- **Set exercise**
Copy the records below exactly as they are written.

Entries taken from a collection:
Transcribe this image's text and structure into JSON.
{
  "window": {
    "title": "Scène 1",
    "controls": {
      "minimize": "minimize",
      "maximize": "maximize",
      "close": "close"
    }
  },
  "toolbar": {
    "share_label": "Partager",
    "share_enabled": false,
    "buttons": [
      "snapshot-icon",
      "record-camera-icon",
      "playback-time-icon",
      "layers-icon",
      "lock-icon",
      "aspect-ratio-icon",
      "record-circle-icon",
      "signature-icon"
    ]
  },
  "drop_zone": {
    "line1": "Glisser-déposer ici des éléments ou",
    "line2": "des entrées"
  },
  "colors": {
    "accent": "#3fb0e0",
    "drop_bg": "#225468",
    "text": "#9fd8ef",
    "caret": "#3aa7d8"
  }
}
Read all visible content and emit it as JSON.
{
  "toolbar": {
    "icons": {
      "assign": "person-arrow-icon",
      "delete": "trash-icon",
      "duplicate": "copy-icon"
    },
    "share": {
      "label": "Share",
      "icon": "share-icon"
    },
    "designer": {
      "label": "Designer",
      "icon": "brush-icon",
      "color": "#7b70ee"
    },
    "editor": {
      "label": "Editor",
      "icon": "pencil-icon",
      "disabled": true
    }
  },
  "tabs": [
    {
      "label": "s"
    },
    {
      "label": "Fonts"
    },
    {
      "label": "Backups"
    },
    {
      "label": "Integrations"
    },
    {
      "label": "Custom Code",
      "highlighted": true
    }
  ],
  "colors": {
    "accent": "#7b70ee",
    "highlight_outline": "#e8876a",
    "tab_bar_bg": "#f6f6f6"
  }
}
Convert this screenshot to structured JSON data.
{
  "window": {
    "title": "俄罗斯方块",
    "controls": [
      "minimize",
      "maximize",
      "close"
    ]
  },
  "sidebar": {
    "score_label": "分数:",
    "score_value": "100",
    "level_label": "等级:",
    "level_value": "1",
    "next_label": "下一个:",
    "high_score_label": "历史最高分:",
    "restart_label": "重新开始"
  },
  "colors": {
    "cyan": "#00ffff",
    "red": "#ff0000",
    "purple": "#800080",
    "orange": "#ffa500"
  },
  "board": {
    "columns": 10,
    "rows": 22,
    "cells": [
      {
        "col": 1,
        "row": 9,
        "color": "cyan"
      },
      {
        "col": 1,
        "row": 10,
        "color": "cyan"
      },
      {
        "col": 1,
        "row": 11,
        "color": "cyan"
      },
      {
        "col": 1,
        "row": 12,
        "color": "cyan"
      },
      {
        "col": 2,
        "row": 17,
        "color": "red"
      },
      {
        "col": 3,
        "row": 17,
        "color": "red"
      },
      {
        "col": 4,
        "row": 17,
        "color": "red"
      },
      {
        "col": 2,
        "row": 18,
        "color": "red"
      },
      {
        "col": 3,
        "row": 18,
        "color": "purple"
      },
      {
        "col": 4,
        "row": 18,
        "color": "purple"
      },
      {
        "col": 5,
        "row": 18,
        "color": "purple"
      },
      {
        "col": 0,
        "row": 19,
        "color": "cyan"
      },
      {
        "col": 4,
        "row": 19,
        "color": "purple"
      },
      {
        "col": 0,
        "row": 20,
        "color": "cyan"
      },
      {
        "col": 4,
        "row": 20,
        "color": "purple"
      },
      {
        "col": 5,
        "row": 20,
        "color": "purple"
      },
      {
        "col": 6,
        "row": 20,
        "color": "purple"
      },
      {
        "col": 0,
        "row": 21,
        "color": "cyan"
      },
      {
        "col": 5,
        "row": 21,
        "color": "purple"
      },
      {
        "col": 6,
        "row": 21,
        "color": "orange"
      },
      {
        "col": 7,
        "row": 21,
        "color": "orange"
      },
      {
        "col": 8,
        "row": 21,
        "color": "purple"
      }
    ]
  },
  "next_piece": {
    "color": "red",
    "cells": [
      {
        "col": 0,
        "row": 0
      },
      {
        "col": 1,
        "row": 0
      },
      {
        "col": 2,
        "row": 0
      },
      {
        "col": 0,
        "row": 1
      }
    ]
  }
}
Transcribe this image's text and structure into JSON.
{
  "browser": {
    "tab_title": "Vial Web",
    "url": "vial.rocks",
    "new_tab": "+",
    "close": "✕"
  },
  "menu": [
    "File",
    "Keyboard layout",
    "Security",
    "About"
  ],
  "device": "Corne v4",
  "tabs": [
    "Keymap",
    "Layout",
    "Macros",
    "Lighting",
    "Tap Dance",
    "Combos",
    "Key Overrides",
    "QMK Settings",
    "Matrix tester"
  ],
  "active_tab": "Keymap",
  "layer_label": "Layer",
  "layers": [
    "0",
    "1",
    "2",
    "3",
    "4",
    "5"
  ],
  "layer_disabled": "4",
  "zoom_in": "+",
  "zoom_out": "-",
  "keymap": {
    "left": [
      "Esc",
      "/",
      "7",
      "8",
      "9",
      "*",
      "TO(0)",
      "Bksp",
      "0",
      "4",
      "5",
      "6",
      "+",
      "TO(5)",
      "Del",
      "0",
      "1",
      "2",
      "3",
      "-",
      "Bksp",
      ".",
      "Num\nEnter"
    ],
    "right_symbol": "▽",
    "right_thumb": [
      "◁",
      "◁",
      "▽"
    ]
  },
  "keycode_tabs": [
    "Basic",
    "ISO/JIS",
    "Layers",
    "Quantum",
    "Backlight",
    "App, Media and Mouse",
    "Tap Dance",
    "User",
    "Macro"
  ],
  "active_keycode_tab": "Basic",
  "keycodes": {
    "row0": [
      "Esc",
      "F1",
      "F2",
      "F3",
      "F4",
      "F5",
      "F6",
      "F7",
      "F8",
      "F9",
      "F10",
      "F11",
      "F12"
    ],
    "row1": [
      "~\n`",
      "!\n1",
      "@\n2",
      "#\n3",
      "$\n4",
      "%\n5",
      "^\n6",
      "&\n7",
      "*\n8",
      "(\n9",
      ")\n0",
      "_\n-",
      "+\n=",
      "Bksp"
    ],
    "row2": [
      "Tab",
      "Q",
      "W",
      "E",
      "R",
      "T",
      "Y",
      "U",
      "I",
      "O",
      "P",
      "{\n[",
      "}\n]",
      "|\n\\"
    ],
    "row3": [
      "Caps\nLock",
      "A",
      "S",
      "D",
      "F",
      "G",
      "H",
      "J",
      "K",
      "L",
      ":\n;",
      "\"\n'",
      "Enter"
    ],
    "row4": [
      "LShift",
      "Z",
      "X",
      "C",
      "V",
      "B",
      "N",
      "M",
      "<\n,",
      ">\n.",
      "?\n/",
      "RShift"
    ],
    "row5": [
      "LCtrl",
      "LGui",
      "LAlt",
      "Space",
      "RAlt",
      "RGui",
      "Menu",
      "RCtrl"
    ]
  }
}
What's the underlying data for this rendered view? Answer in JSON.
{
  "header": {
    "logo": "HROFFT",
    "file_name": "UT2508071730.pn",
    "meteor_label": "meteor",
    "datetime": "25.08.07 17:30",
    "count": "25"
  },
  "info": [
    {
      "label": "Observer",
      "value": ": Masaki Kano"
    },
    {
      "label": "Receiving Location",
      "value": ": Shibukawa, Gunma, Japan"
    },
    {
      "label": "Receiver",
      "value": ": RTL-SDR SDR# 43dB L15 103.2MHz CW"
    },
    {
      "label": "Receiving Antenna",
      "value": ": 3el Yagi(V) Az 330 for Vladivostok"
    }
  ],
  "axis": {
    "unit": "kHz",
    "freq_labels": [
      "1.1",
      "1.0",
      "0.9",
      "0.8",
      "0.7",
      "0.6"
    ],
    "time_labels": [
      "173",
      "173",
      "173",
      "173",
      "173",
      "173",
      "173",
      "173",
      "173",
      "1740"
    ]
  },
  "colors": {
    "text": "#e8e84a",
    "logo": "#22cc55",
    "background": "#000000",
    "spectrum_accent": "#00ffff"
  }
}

- **Finished answer**
Transcribe this image's text and structure into JSON.
{
  "window": {
    "title": "Scène 1",
    "controls": {
      "minimize": "minimize",
      "maximize": "maximize",
      "close": "close"
    }
  },
  "toolbar": {
    "share_label": "Partager",
    "share_enabled": false,
    "buttons": [
      "snapshot-icon",
      "record-camera-icon",
      "playback-time-icon",
      "layers-icon",
      "lock-icon",
      "aspect-ratio-icon",
      "record-circle-icon",
      "signature-icon"
    ]
  },
  "drop_zone": {
    "line1": "Glisser-déposer ici des éléments ou",
    "line2": "des entrées"
  },
  "colors": {
    "accent": "#3fb0e0",
    "drop_bg": "#225468",
    "text": "#9fd8ef",
    "caret": "#3aa7d8"
  }
}
Read all visible content and emit it as JSON.
{
  "toolbar": {
    "icons": {
      "assign": "person-arrow-icon",
      "delete": "trash-icon",
      "duplicate": "copy-icon"
    },
    "share": {
      "label": "Share",
      "icon": "share-icon"
    },
    "designer": {
      "label": "Designer",
      "icon": "brush-icon",
      "color": "#7b70ee"
    },
    "editor": {
      "label": "Editor",
      "icon": "pencil-icon",
      "disabled": true
    }
  },
  "tabs": [
    {
      "label": "s"
    },
    {
      "label": "Fonts"
    },
    {
      "label": "Backups"
    },
    {
      "label": "Integrations"
    },
    {
      "label": "Custom Code",
      "highlighted": true
    }
  ],
  "colors": {
    "accent": "#7b70ee",
    "highlight_outline": "#e8876a",
    "tab_bar_bg": "#f6f6f6"
  }
}
Convert this screenshot to structured JSON data.
{
  "window": {
    "title": "俄罗斯方块",
    "controls": [
      "minimize",
      "maximize",
      "close"
    ]
  },
  "sidebar": {
    "score_label": "分数:",
    "score_value": "100",
    "level_label": "等级:",
    "level_value": "1",
    "next_label": "下一个:",
    "high_score_label": "历史最高分:",
    "restart_label": "重新开始"
  },
  "colors": {
    "cyan": "#00ffff",
    "red": "#ff0000",
    "purple": "#800080",
    "orange": "#ffa500"
  },
  "board": {
    "columns": 10,
    "rows": 22,
    "cells": [
      {
        "col": 1,
        "row": 9,
        "color": "cyan"
      },
      {
        "col": 1,
        "row": 10,
        "color": "cyan"
      },
      {
        "col": 1,
        "row": 11,
        "color": "cyan"
      },
      {
        "col": 1,
        "row": 12,
        "color": "cyan"
      },
      {
        "col": 2,
        "row": 17,
        "color": "red"
      },
      {
        "col": 3,
        "row": 17,
        "color": "red"
      },
      {
        "col": 4,
        "row": 17,
        "color": "red"
      },
      {
        "col": 2,
        "row": 18,
        "color": "red"
      },
      {
        "col": 3,
        "row": 18,
        "color": "purple"
      },
      {
        "col": 4,
        "row": 18,
        "color": "purple"
      },
      {
        "col": 5,
        "row": 18,
        "color": "purple"
      },
      {
        "col": 0,
        "row": 19,
        "color": "cyan"
      },
      {
        "col": 4,
        "row": 19,
        "color": "purple"
      },
      {
        "col": 0,
        "row": 20,
        "color": "cyan"
      },
      {
        "col": 4,
        "row": 20,
        "color": "purple"
      },
      {
        "col": 5,
        "row": 20,
        "color": "purple"
      },
      {
        "col": 6,
        "row": 20,
        "color": "purple"
      },
      {
        "col": 0,
        "row": 21,
        "color": "cyan"
      },
      {
        "col": 5,
        "row": 21,
        "color": "purple"
      },
      {
        "col": 6,
        "row": 21,
        "color": "orange"
      },
      {
        "col": 7,
        "row": 21,
        "color": "orange"
      },
      {
        "col": 8,
        "row": 21,
        "color": "purple"
      }
    ]
  },
  "next_piece": {
    "color": "red",
    "cells": [
      {
        "col": 0,
        "row": 0
      },
      {
        "col": 1,
        "row": 0
      },
      {
        "col": 2,
        "row": 0
      },
      {
        "col": 0,
        "row": 1
      }
    ]
  }
}
Transcribe this image's text and structure into JSON.
{
  "browser": {
    "tab_title": "Vial Web",
    "url": "vial.rocks",
    "new_tab": "+",
    "close": "✕"
  },
  "menu": [
    "File",
    "Keyboard layout",
    "Security",
    "About"
  ],
  "device": "Corne v4",
  "tabs": [
    "Keymap",
    "Layout",
    "Macros",
    "Lighting",
    "Tap Dance",
    "Combos",
    "Key Overrides",
    "QMK Settings",
    "Matrix tester"
  ],
  "active_tab": "Keymap",
  "layer_label": "Layer",
  "layers": [
    "0",
    "1",
    "2",
    "3",
    "4",
    "5"
  ],
  "layer_disabled": "4",
  "zoom_in": "+",
  "zoom_out": "-",
  "keymap": {
    "left": [
      "Esc",
      "/",
      "7",
      "8",
      "9",
      "*",
      "TO(0)",
      "Bksp",
      "0",
      "4",
      "5",
      "6",
      "+",
      "TO(5)",
      "Del",
      "0",
      "1",
      "2",
      "3",
      "-",
      "Bksp",
      ".",
      "Num\nEnter"
    ],
    "right_symbol": "▽",
    "right_thumb": [
      "◁",
      "◁",
      "▽"
    ]
  },
  "keycode_tabs": [
    "Basic",
    "ISO/JIS",
    "Layers",
    "Quantum",
    "Backlight",
    "App, Media and Mouse",
    "Tap Dance",
    "User",
    "Macro"
  ],
  "active_keycode_tab": "Basic",
  "keycodes": {
    "row0": [
      "Esc",
      "F1",
      "F2",
      "F3",
      "F4",
      "F5",
      "F6",
      "F7",
      "F8",
      "F9",
      "F10",
      "F11",
      "F12"
    ],
    "row1": [
      "~\n`",
      "!\n1",
      "@\n2",
      "#\n3",
      "$\n4",
      "%\n5",
      "^\n6",
      "&\n7",
      "*\n8",
      "(\n9",
      ")\n0",
      "_\n-",
      "+\n=",
      "Bksp"
    ],
    "row2": [
      "Tab",
      "Q",
      "W",
      "E",
      "R",
      "T",
      "Y",
      "U",
      "I",
      "O",
      "P",
      "{\n[",
      "}\n]",
      "|\n\\"
    ],
    "row3": [
      "Caps\nLock",
      "A",
      "S",
      "D",
      "F",
      "G",
      "H",
      "J",
      "K",
      "L",
      ":\n;",
      "\"\n'",
      "Enter"
    ],
    "row4": [
      "LShift",
      "Z",
      "X",
      "C",
      "V",
      "B",
      "N",
      "M",
      "<\n,",
      ">\n.",
      "?\n/",
      "RShift"
    ],
    "row5": [
      "LCtrl",
      "LGui",
      "LAlt",
      "Space",
      "RAlt",
      "RGui",
      "Menu",
      "RCtrl"
    ]
  }
}
What's the underlying data for this rendered view? Answer in JSON.
{
  "header": {
    "logo": "HROFFT",
    "file_name": "UT2508071730.pn",
    "meteor_label": "meteor",
    "datetime": "25.08.07 17:30",
    "count": "25"
  },
  "info": [
    {
      "label": "Observer",
      "value": ": Masaki Kano"
    },
    {
      "label": "Receiving Location",
      "value": ": Shibukawa, Gunma, Japan"
    },
    {
      "label": "Receiver",
      "value": ": RTL-SDR SDR# 43dB L15 103.2MHz CW"
    },
    {
      "label": "Receiving Antenna",
      "value": ": 3el Yagi(V) Az 330 for Vladivostok"
    }
  ],
  "axis": {
    "unit": "kHz",
    "freq_labels": [
      "1.1",
      "1.0",
      "0.9",
      "0.8",
      "0.7",
      "0.6"
    ],
    "time_labels": [
      "173",
      "173",
      "173",
      "173",
      "173",
      "173",
      "173",
      "173",
      "173",
      "1740"
    ]
  },
  "colors": {
    "text": "#e8e84a",
    "logo": "#22cc55",
    "background": "#000000",
    "spectrum_accent": "#00ffff"
  }
}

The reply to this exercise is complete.